-- start --

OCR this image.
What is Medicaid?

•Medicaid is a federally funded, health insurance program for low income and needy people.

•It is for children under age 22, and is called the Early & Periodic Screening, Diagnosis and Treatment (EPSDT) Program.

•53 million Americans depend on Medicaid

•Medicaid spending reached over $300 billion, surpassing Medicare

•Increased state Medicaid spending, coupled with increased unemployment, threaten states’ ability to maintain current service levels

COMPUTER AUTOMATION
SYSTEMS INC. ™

-- end --
-- start --

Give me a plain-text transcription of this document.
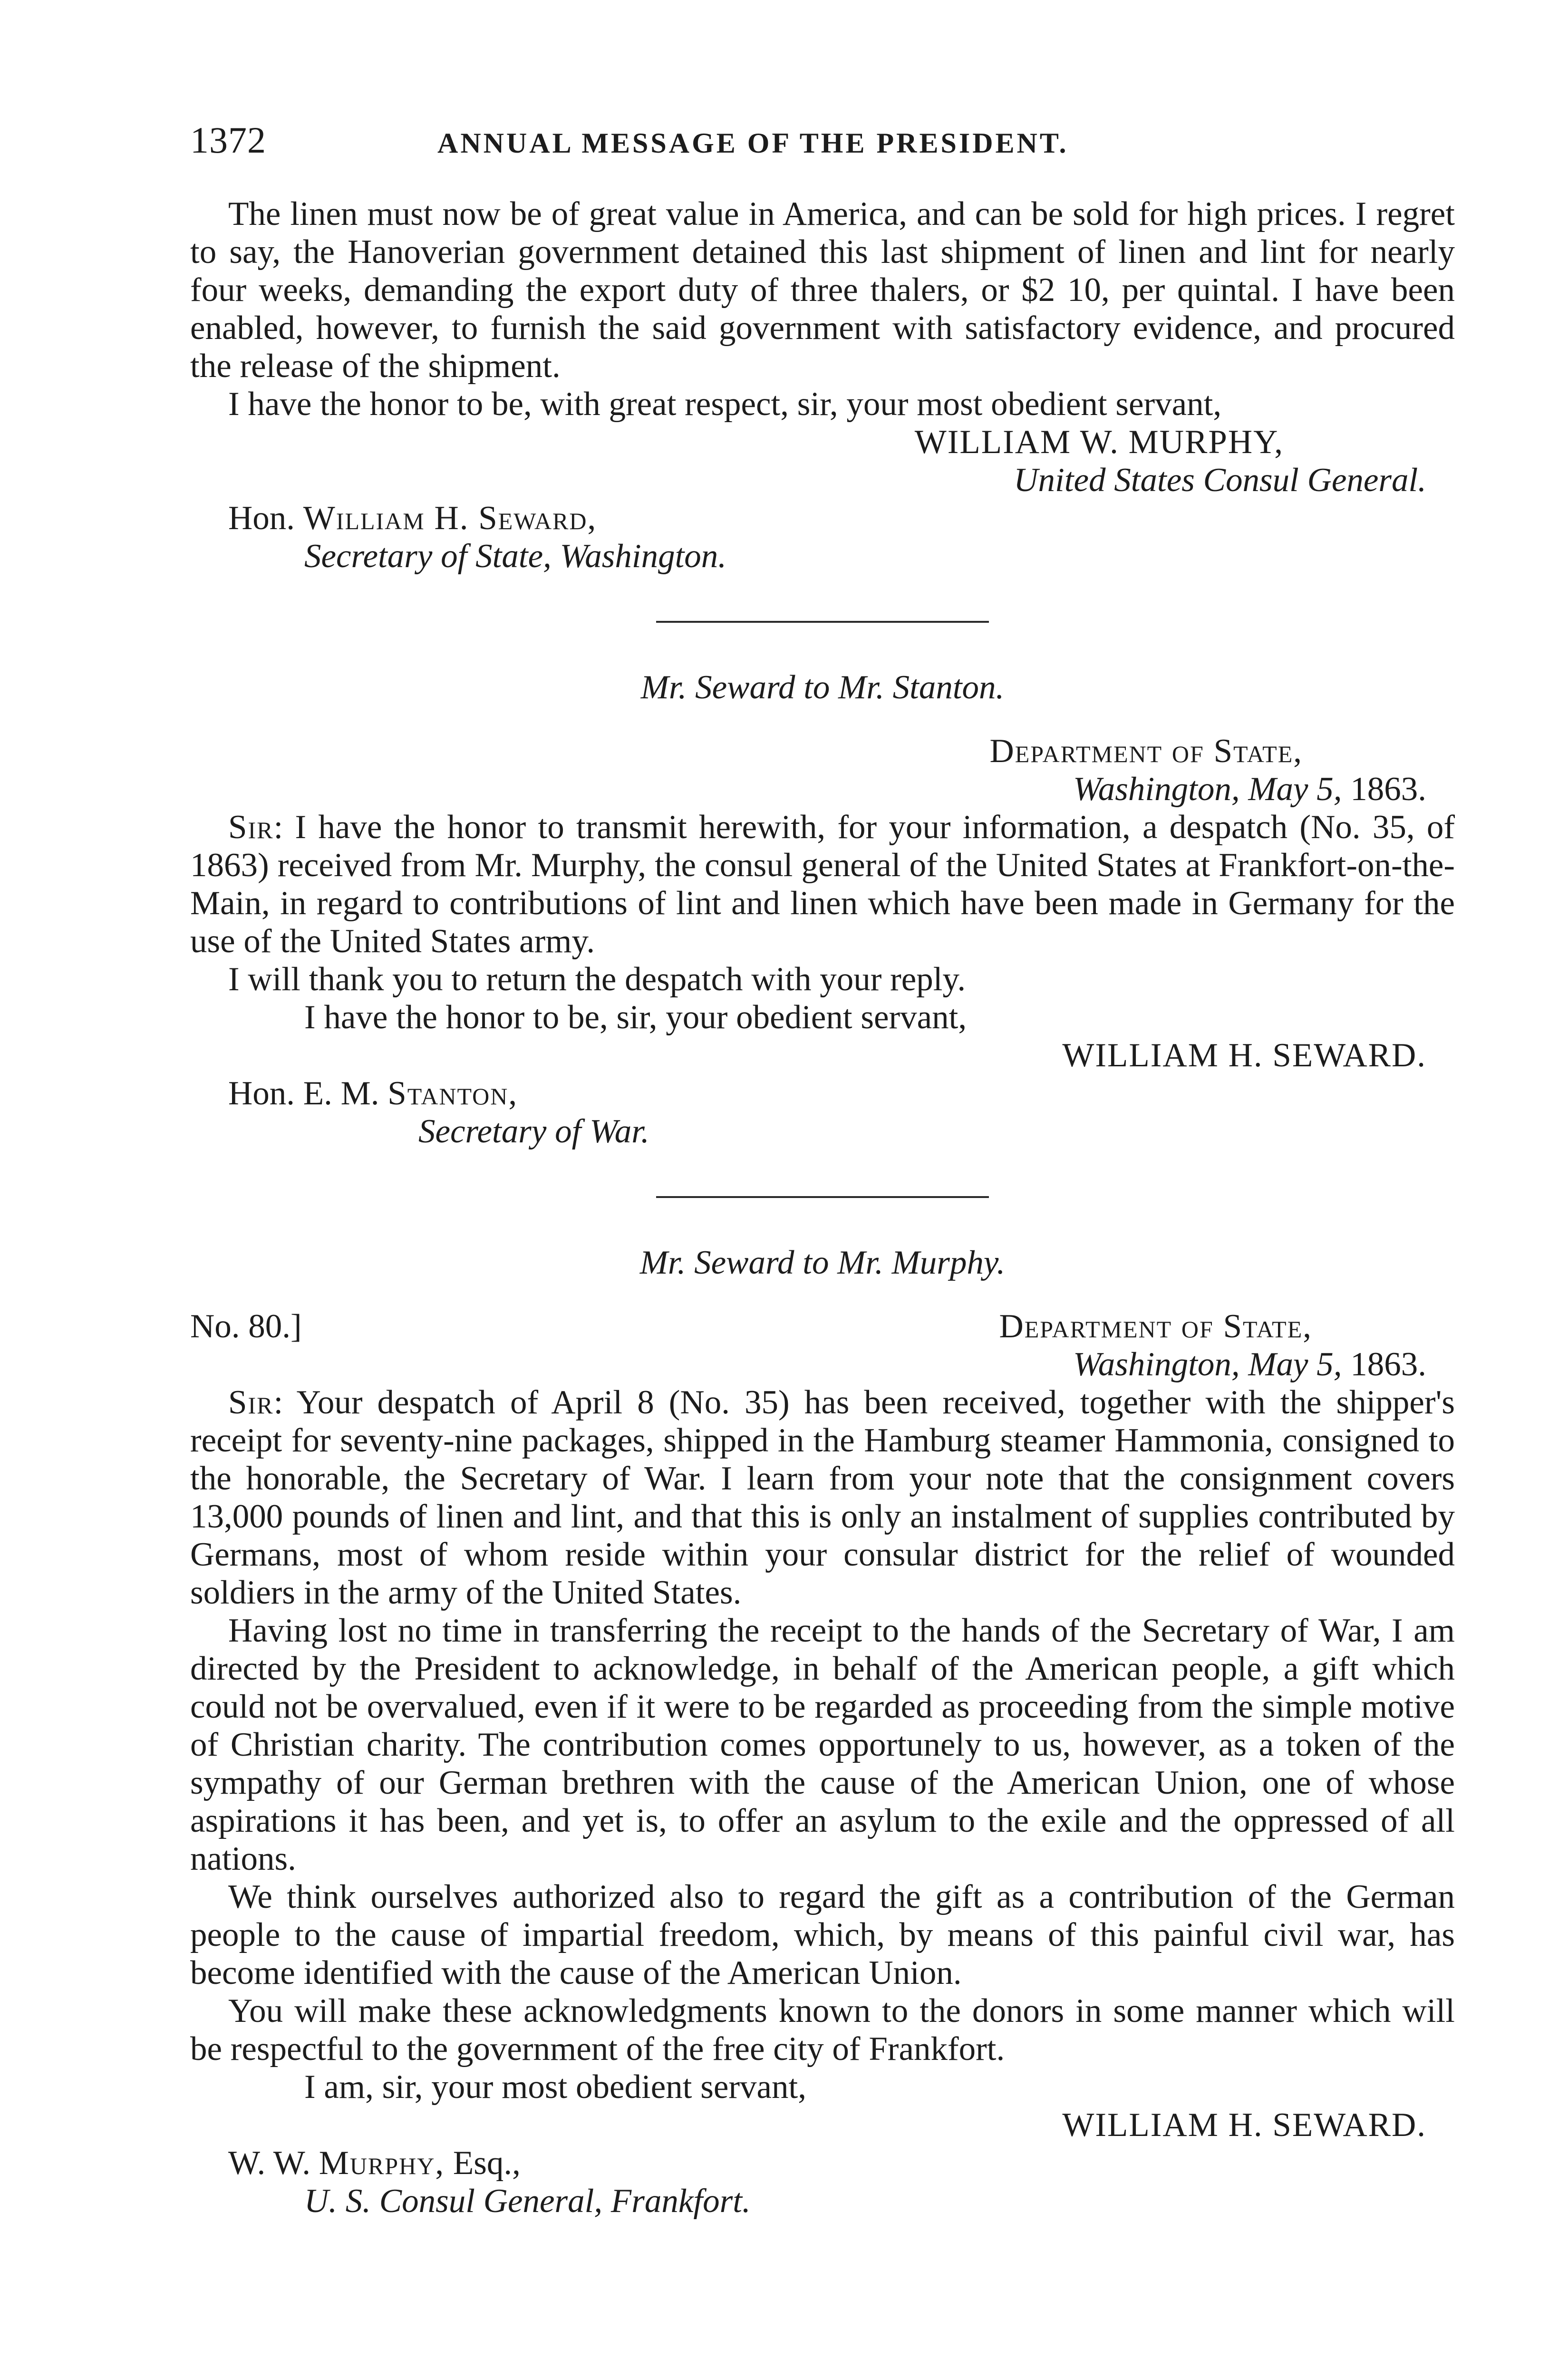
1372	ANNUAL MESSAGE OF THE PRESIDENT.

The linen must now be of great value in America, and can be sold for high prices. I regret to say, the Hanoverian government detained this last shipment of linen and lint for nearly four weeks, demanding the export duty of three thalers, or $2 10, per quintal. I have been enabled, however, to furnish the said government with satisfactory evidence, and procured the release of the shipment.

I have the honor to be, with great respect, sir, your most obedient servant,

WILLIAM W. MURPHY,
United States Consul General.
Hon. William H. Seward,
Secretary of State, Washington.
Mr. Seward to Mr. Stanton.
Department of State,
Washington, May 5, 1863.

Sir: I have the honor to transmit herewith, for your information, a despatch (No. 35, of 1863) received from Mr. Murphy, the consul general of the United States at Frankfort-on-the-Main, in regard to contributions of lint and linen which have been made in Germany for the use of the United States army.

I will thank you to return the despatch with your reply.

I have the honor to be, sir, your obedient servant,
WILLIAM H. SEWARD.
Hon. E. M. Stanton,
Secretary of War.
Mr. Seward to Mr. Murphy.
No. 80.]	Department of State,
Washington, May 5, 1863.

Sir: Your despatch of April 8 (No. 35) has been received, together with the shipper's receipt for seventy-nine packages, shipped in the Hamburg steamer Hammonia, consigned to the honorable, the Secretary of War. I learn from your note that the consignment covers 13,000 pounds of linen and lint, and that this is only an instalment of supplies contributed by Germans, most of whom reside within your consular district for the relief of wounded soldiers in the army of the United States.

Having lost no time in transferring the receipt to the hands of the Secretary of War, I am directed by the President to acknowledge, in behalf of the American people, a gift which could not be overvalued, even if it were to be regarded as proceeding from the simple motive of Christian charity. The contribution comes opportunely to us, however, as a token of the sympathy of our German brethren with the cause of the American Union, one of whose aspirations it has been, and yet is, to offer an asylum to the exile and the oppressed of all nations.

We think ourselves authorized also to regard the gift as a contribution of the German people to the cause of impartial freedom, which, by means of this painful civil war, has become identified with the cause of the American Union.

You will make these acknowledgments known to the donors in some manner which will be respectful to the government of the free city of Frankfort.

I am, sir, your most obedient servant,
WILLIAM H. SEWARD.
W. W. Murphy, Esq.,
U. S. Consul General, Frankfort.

-- end --

__Instruction__:
Copy out every line from the records that has the word "servant".

__The output__:
I have the honor to be, with great respect, sir, your most obedient servant,
I have the honor to be, sir, your obedient servant,
I am, sir, your most obedient servant,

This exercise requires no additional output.